SHORT TASK:
Return every record below exactly as written, omitting any pictures.
[begin RECORDS FOR THE EXERCISE]
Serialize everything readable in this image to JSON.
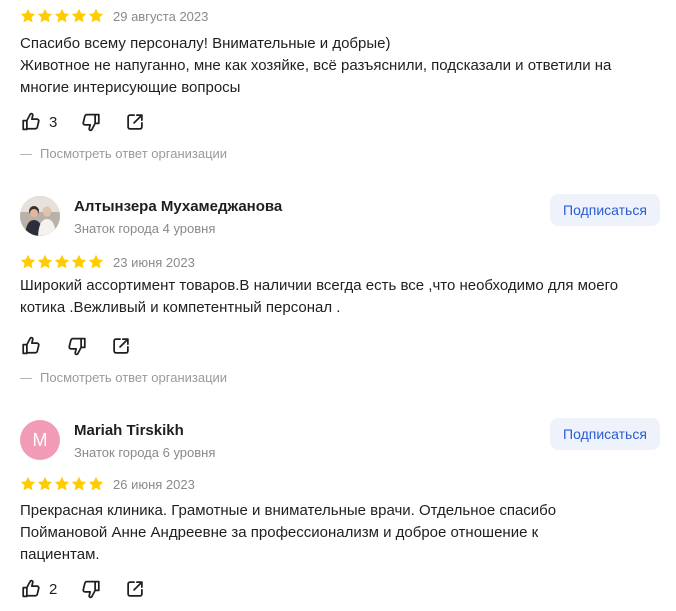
{
  "colors": {
    "star": "#fc0",
    "text": "#1f1f1f",
    "muted": "#8a8a8a",
    "subscribe_bg": "#eef3fb",
    "subscribe_text": "#2a5bd7"
  },
  "reviews": [
    {
      "rating": 5,
      "date": "29 августа 2023",
      "text": [
        "Спасибо всему персоналу! Внимательные и добрые)",
        "Животное не напуганно, мне как хозяйке, всё разъяснили, подсказали и ответили на многие интерисующие вопросы"
      ],
      "likes": "3",
      "org_reply_label": "Посмотреть ответ организации"
    },
    {
      "author": {
        "name": "Алтынзера Мухамеджанова",
        "level": "Знаток города 4 уровня",
        "avatar": "photo"
      },
      "subscribe_label": "Подписаться",
      "rating": 5,
      "date": "23 июня 2023",
      "text": [
        "Широкий ассортимент товаров.В наличии всегда есть все ,что необходимо для моего котика .Вежливый и компетентный персонал ."
      ],
      "likes": "",
      "org_reply_label": "Посмотреть ответ организации"
    },
    {
      "author": {
        "name": "Mariah Tirskikh",
        "level": "Знаток города 6 уровня",
        "avatar_letter": "M"
      },
      "subscribe_label": "Подписаться",
      "rating": 5,
      "date": "26 июня 2023",
      "text": [
        "Прекрасная клиника. Грамотные и внимательные врачи. Отдельное спасибо Поймановой Анне Андреевне за профессионализм и доброе отношение к пациентам."
      ],
      "likes": "2"
    }
  ],
  "icons": {
    "star": "star-icon",
    "like": "thumbs-up-icon",
    "dislike": "thumbs-down-icon",
    "share": "share-icon"
  }
}
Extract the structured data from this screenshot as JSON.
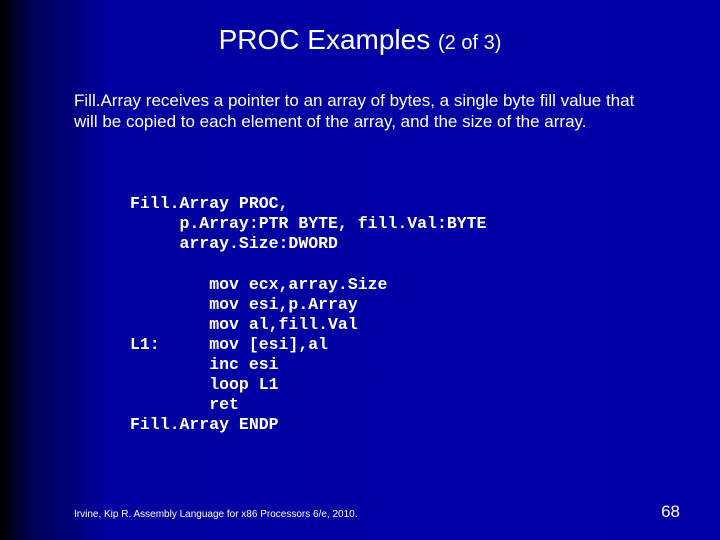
{
  "title": {
    "main": "PROC Examples",
    "sub": "(2 of 3)"
  },
  "description": "Fill.Array receives a pointer to an array of bytes, a single byte fill value that will be copied to each element of the array, and the size of the array.",
  "code": "Fill.Array PROC,\n     p.Array:PTR BYTE, fill.Val:BYTE\n     array.Size:DWORD\n\n        mov ecx,array.Size\n        mov esi,p.Array\n        mov al,fill.Val\nL1:     mov [esi],al\n        inc esi\n        loop L1\n        ret\nFill.Array ENDP",
  "footer": "Irvine, Kip R. Assembly Language for x86 Processors 6/e, 2010.",
  "page": "68"
}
[end RECORDS FOR THE EXERCISE]
TASK SOLUTION:
Serialize everything readable in this image to JSON.
{
  "colors": {
    "star": "#fc0",
    "text": "#1f1f1f",
    "muted": "#8a8a8a",
    "subscribe_bg": "#eef3fb",
    "subscribe_text": "#2a5bd7"
  },
  "reviews": [
    {
      "rating": 5,
      "date": "29 августа 2023",
      "text": [
        "Спасибо всему персоналу! Внимательные и добрые)",
        "Животное не напуганно, мне как хозяйке, всё разъяснили, подсказали и ответили на многие интерисующие вопросы"
      ],
      "likes": "3",
      "org_reply_label": "Посмотреть ответ организации"
    },
    {
      "author": {
        "name": "Алтынзера Мухамеджанова",
        "level": "Знаток города 4 уровня",
        "avatar": "photo"
      },
      "subscribe_label": "Подписаться",
      "rating": 5,
      "date": "23 июня 2023",
      "text": [
        "Широкий ассортимент товаров.В наличии всегда есть все ,что необходимо для моего котика .Вежливый и компетентный персонал ."
      ],
      "likes": "",
      "org_reply_label": "Посмотреть ответ организации"
    },
    {
      "author": {
        "name": "Mariah Tirskikh",
        "level": "Знаток города 6 уровня",
        "avatar_letter": "M"
      },
      "subscribe_label": "Подписаться",
      "rating": 5,
      "date": "26 июня 2023",
      "text": [
        "Прекрасная клиника. Грамотные и внимательные врачи. Отдельное спасибо Поймановой Анне Андреевне за профессионализм и доброе отношение к пациентам."
      ],
      "likes": "2"
    }
  ],
  "icons": {
    "star": "star-icon",
    "like": "thumbs-up-icon",
    "dislike": "thumbs-down-icon",
    "share": "share-icon"
  }
}
Extract the structured data from this screenshot as JSON.
{
  "title": {
    "main": "PROC Examples",
    "sub": "(2 of 3)"
  },
  "description": "Fill.Array receives a pointer to an array of bytes, a single byte fill value that will be copied to each element of the array, and the size of the array.",
  "code": "Fill.Array PROC,\n     p.Array:PTR BYTE, fill.Val:BYTE\n     array.Size:DWORD\n\n        mov ecx,array.Size\n        mov esi,p.Array\n        mov al,fill.Val\nL1:     mov [esi],al\n        inc esi\n        loop L1\n        ret\nFill.Array ENDP",
  "footer": "Irvine, Kip R. Assembly Language for x86 Processors 6/e, 2010.",
  "page": "68"
}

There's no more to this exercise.